=== Given request ===
With the pictures left out, copy the listing below exactly.

=== Dataset records ===
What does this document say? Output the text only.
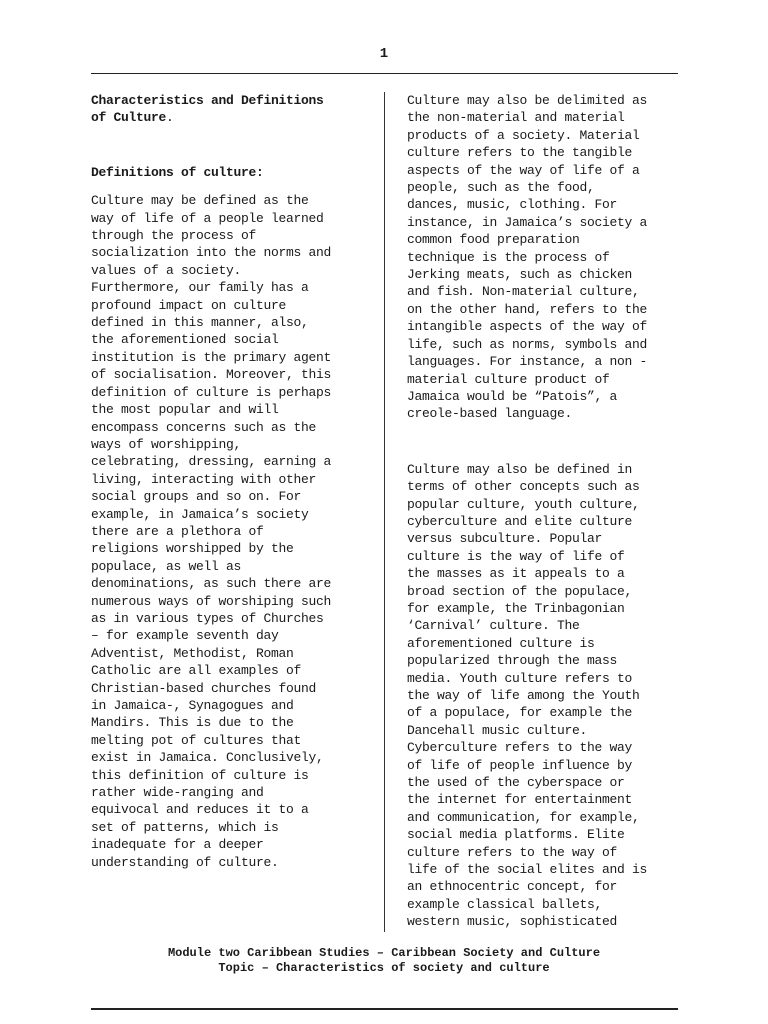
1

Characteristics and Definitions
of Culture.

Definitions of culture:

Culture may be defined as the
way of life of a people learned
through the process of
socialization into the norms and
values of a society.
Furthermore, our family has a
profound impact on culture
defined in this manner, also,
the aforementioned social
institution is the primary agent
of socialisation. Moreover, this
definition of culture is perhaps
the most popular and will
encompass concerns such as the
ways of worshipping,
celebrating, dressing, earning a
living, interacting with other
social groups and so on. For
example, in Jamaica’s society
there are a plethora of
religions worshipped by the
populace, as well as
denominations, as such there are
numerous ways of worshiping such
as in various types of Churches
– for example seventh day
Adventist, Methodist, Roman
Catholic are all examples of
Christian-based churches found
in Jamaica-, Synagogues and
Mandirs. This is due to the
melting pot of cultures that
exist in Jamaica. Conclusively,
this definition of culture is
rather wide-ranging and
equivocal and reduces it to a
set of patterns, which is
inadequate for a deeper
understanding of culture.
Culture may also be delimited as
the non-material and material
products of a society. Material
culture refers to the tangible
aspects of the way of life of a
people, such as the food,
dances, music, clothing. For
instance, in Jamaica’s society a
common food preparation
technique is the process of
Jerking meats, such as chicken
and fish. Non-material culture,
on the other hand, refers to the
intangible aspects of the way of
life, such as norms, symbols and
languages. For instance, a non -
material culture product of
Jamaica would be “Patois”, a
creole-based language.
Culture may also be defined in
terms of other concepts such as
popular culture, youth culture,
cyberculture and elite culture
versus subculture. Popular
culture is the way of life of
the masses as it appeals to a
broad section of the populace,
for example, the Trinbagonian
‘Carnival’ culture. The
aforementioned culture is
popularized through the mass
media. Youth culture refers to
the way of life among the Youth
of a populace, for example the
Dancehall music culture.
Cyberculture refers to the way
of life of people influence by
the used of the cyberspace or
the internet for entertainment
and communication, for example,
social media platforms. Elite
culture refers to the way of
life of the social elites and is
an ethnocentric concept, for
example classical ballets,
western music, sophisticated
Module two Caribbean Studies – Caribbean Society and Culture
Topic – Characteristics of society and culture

=== Result below ===
What does this document say? Output the text only.
1

Characteristics and Definitions
of Culture.

Definitions of culture:

Culture may be defined as the
way of life of a people learned
through the process of
socialization into the norms and
values of a society.
Furthermore, our family has a
profound impact on culture
defined in this manner, also,
the aforementioned social
institution is the primary agent
of socialisation. Moreover, this
definition of culture is perhaps
the most popular and will
encompass concerns such as the
ways of worshipping,
celebrating, dressing, earning a
living, interacting with other
social groups and so on. For
example, in Jamaica’s society
there are a plethora of
religions worshipped by the
populace, as well as
denominations, as such there are
numerous ways of worshiping such
as in various types of Churches
– for example seventh day
Adventist, Methodist, Roman
Catholic are all examples of
Christian-based churches found
in Jamaica-, Synagogues and
Mandirs. This is due to the
melting pot of cultures that
exist in Jamaica. Conclusively,
this definition of culture is
rather wide-ranging and
equivocal and reduces it to a
set of patterns, which is
inadequate for a deeper
understanding of culture.
Culture may also be delimited as
the non-material and material
products of a society. Material
culture refers to the tangible
aspects of the way of life of a
people, such as the food,
dances, music, clothing. For
instance, in Jamaica’s society a
common food preparation
technique is the process of
Jerking meats, such as chicken
and fish. Non-material culture,
on the other hand, refers to the
intangible aspects of the way of
life, such as norms, symbols and
languages. For instance, a non -
material culture product of
Jamaica would be “Patois”, a
creole-based language.
Culture may also be defined in
terms of other concepts such as
popular culture, youth culture,
cyberculture and elite culture
versus subculture. Popular
culture is the way of life of
the masses as it appeals to a
broad section of the populace,
for example, the Trinbagonian
‘Carnival’ culture. The
aforementioned culture is
popularized through the mass
media. Youth culture refers to
the way of life among the Youth
of a populace, for example the
Dancehall music culture.
Cyberculture refers to the way
of life of people influence by
the used of the cyberspace or
the internet for entertainment
and communication, for example,
social media platforms. Elite
culture refers to the way of
life of the social elites and is
an ethnocentric concept, for
example classical ballets,
western music, sophisticated
Module two Caribbean Studies – Caribbean Society and Culture
Topic – Characteristics of society and culture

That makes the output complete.